### Given request
Determine how many lines contain the string "image". Respond with that number and nothing more.

### Material for this exercise
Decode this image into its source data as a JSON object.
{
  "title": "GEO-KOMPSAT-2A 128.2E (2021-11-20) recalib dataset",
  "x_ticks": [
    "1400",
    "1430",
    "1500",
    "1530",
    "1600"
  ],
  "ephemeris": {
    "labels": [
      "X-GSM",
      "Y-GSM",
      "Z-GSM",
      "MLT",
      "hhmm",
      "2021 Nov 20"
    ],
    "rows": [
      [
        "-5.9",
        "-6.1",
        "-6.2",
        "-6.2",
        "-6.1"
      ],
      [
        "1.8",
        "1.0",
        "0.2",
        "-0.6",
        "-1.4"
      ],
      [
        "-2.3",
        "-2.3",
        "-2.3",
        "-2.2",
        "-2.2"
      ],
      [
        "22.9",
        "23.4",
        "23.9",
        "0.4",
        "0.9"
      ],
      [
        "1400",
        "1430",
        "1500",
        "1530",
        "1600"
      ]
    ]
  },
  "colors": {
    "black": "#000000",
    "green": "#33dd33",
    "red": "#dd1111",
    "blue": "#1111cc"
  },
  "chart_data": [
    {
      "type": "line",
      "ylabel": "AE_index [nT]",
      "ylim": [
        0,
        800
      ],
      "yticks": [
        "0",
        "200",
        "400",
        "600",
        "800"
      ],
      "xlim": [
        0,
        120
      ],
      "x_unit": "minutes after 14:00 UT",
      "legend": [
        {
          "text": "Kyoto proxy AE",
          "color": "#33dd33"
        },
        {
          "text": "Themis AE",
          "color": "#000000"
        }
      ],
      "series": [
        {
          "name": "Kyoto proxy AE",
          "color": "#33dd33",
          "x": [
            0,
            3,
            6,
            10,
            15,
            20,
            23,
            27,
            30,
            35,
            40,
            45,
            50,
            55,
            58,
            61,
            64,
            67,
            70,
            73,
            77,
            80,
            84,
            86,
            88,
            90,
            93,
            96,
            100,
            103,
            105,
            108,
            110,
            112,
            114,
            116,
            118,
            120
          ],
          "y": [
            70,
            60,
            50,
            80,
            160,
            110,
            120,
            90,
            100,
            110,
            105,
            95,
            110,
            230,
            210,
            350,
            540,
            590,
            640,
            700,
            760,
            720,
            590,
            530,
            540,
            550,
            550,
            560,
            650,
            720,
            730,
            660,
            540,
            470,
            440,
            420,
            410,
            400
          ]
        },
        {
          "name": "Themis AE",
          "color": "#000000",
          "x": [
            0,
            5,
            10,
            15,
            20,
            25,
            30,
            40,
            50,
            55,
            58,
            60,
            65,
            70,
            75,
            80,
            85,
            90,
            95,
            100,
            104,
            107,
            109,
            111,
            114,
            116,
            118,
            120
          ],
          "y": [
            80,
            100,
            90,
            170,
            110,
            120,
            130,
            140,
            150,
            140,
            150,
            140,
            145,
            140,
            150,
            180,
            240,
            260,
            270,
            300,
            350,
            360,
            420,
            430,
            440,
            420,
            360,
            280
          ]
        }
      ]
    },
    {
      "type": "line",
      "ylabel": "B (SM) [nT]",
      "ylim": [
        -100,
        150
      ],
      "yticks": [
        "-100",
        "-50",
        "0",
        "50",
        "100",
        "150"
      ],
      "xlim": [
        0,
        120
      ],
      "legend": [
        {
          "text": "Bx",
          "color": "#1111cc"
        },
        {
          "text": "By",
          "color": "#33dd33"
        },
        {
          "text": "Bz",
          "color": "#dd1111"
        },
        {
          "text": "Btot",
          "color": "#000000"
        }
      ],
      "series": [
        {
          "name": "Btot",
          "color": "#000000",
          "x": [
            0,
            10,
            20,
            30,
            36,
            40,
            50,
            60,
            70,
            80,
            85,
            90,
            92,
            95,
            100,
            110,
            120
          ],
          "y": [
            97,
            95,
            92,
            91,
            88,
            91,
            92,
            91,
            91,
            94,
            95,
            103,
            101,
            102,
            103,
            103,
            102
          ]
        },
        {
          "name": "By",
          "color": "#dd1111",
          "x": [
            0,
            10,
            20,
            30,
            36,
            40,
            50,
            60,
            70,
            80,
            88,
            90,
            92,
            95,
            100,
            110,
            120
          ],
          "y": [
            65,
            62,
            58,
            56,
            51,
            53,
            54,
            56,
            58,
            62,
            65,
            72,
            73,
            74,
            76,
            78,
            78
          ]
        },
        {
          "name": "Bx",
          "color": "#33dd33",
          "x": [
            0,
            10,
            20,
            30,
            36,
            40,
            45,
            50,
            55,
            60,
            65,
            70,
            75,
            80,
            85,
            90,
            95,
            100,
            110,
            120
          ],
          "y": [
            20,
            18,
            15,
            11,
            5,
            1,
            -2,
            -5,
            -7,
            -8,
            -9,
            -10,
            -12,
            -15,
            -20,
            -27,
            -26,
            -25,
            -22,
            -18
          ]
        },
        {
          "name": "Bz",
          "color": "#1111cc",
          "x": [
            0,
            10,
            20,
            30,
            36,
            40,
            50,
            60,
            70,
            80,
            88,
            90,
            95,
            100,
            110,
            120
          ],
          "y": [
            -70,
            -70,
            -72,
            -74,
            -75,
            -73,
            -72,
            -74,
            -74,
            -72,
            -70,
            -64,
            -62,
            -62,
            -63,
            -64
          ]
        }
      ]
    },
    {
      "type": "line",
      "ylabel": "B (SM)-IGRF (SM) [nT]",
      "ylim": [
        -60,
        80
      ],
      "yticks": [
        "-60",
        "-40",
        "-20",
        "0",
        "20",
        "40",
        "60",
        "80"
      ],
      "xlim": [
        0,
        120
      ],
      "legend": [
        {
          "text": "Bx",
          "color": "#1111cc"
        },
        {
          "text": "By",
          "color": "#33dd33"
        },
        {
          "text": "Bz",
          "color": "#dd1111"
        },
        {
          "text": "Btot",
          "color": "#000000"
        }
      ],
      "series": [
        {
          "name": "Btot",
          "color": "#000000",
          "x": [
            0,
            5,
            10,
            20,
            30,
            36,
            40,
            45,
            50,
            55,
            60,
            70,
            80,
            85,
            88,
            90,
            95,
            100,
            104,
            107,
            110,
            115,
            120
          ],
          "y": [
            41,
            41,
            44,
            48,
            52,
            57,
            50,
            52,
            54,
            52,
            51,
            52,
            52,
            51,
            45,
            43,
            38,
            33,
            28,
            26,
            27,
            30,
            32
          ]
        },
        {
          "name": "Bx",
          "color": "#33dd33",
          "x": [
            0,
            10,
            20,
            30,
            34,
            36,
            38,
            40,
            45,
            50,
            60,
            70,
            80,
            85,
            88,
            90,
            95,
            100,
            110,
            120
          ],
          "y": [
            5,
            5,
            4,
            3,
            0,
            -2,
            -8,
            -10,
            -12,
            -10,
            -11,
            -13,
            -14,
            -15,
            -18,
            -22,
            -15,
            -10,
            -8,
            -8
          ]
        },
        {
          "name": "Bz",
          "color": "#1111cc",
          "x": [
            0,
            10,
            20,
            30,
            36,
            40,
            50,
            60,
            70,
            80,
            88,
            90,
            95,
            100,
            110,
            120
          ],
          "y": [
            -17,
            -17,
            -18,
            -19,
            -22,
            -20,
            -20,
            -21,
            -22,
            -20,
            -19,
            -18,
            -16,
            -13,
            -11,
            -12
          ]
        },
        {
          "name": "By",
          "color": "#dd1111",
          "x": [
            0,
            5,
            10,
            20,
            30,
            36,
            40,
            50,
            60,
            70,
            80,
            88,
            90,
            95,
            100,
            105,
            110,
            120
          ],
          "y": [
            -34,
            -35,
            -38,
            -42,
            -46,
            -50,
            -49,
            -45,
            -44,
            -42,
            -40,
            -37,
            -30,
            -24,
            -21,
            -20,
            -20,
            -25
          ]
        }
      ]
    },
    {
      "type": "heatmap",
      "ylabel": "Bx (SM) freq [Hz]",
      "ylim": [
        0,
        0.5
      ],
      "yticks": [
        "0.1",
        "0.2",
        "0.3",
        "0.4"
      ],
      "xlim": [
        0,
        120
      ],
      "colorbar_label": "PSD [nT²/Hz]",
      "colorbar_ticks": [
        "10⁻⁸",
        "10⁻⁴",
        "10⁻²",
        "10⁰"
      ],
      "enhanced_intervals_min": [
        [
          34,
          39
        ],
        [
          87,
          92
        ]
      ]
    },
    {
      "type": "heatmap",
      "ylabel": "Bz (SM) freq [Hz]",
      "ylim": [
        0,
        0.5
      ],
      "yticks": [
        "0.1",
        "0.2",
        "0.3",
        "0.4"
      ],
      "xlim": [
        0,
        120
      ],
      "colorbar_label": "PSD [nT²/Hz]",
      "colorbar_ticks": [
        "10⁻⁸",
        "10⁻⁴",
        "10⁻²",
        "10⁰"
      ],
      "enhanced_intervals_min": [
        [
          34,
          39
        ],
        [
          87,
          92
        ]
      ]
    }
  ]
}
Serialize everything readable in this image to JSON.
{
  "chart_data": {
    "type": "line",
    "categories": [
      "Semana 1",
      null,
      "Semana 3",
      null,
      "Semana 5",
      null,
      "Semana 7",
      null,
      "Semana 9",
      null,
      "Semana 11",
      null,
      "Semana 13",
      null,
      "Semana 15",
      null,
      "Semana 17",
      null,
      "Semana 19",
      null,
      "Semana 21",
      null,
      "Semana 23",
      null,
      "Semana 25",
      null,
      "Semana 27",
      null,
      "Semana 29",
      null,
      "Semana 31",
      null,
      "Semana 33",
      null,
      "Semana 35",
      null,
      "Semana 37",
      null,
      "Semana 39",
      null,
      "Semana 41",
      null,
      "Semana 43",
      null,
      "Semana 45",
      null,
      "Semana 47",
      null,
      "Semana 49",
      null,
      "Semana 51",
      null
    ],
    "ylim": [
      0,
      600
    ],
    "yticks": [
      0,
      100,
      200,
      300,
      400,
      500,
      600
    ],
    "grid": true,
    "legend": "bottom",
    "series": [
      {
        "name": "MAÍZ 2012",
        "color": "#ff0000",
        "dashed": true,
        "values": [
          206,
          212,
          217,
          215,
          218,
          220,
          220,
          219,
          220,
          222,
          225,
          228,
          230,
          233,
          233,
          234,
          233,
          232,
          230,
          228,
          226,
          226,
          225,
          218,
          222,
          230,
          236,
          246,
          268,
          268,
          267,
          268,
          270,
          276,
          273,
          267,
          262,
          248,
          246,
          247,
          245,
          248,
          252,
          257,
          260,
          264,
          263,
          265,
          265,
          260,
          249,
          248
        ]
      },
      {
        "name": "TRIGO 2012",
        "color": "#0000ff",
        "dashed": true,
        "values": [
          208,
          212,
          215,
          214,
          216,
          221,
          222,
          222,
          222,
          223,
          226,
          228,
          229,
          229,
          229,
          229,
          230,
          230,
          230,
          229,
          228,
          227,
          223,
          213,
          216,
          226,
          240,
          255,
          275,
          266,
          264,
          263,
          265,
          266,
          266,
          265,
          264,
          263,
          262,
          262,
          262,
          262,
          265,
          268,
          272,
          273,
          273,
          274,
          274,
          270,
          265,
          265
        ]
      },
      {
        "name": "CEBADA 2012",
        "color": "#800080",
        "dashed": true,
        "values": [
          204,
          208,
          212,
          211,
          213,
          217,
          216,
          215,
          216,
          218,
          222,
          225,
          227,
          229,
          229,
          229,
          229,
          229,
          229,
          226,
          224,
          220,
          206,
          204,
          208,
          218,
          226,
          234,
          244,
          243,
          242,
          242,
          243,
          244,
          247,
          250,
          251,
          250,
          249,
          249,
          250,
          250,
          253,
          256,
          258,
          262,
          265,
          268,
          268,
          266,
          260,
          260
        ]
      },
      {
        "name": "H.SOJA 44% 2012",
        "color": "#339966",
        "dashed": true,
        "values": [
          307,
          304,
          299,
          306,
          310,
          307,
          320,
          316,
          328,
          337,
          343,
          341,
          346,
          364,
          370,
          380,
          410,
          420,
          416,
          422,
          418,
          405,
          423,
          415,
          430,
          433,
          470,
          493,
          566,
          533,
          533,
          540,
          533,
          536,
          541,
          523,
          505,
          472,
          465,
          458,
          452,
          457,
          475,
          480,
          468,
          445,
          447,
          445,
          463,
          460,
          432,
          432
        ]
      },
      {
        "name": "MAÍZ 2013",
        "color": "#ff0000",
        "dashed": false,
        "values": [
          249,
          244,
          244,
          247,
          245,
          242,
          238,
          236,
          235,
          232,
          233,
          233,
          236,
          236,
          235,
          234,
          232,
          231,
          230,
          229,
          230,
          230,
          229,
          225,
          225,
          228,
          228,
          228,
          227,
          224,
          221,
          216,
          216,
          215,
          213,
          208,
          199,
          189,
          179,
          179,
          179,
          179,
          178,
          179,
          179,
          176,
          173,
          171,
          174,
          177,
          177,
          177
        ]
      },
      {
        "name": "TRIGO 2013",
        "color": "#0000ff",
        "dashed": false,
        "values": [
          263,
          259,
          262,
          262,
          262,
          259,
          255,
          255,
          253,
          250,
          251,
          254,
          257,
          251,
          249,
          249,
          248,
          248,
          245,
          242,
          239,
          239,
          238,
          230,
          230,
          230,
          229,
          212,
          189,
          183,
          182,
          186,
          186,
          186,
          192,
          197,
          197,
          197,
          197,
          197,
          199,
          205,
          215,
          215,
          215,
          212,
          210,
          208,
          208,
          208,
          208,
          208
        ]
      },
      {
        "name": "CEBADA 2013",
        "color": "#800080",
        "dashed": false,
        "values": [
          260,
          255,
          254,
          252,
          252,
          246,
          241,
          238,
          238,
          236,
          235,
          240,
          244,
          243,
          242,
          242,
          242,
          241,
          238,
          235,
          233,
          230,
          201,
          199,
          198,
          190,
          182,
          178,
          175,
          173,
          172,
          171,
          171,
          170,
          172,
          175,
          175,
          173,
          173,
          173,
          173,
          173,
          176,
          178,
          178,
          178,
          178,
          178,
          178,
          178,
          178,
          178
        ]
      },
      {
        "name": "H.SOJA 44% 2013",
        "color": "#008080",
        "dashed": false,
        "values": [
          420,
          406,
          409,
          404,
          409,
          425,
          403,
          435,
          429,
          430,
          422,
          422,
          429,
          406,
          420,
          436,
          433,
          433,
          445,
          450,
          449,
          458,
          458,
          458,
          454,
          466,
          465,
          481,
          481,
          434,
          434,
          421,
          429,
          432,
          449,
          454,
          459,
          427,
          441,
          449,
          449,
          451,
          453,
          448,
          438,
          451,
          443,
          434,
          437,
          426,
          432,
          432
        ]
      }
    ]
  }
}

### Answer to the problem
2